> Task goal: From the listing below, pull out all lines with "text" in them.

Saved entries:
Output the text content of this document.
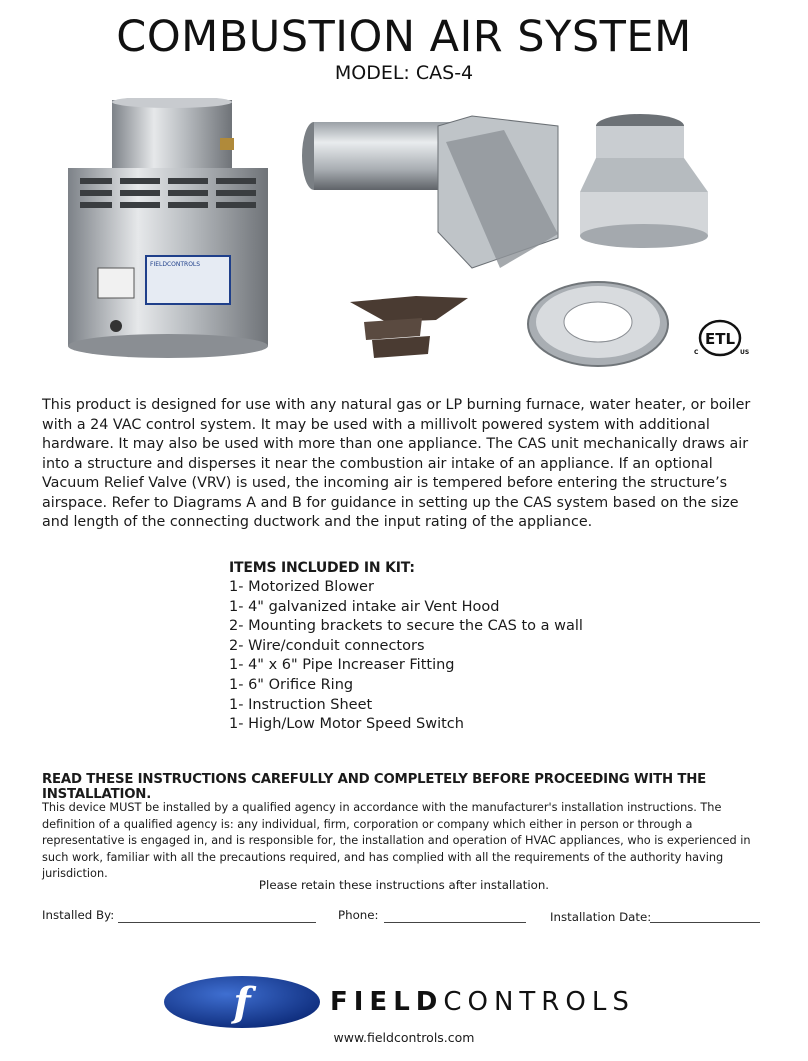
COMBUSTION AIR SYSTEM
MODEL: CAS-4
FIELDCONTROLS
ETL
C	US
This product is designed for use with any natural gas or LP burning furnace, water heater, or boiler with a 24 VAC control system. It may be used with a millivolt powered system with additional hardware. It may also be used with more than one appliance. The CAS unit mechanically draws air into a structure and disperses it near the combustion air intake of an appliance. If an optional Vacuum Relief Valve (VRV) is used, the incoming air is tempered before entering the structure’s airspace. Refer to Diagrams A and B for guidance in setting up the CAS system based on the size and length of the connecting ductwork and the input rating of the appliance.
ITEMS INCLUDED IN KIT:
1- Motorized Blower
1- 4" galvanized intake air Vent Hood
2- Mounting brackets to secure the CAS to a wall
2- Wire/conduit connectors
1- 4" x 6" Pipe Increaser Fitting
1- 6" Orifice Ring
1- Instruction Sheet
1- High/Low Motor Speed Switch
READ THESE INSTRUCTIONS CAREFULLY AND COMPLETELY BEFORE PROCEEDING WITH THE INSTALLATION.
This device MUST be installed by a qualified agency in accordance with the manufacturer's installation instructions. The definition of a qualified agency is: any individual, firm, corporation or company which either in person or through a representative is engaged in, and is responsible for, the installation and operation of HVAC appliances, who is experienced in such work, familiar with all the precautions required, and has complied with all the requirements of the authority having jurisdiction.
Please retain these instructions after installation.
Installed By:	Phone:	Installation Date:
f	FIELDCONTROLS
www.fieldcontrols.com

---

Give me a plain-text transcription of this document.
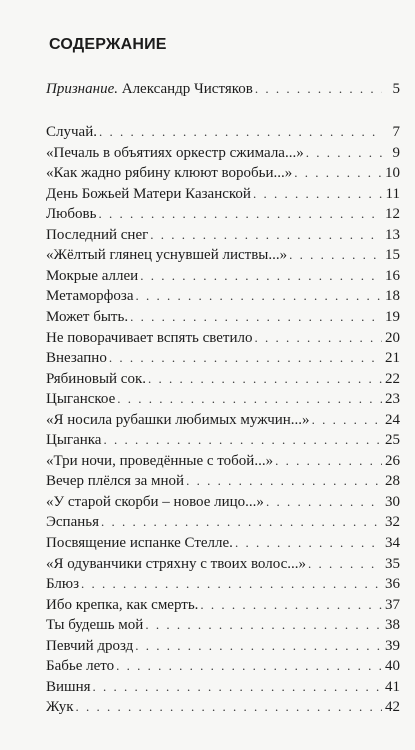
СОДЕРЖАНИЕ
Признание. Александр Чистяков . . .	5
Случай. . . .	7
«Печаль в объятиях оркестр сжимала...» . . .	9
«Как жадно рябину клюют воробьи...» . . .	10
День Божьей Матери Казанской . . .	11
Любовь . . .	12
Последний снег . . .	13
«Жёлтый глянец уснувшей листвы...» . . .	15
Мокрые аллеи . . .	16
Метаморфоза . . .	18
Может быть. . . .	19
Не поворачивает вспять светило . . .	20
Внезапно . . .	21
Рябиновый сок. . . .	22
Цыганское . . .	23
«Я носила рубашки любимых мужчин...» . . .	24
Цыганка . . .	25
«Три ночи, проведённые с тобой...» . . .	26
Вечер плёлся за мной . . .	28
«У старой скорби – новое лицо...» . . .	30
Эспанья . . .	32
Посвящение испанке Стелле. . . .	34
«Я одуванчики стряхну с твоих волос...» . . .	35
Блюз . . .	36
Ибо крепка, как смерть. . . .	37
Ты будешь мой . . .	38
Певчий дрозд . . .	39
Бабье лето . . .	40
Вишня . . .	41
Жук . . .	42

> Solution:
Output the text content of this document.
Give me a plain-text transcription of this document.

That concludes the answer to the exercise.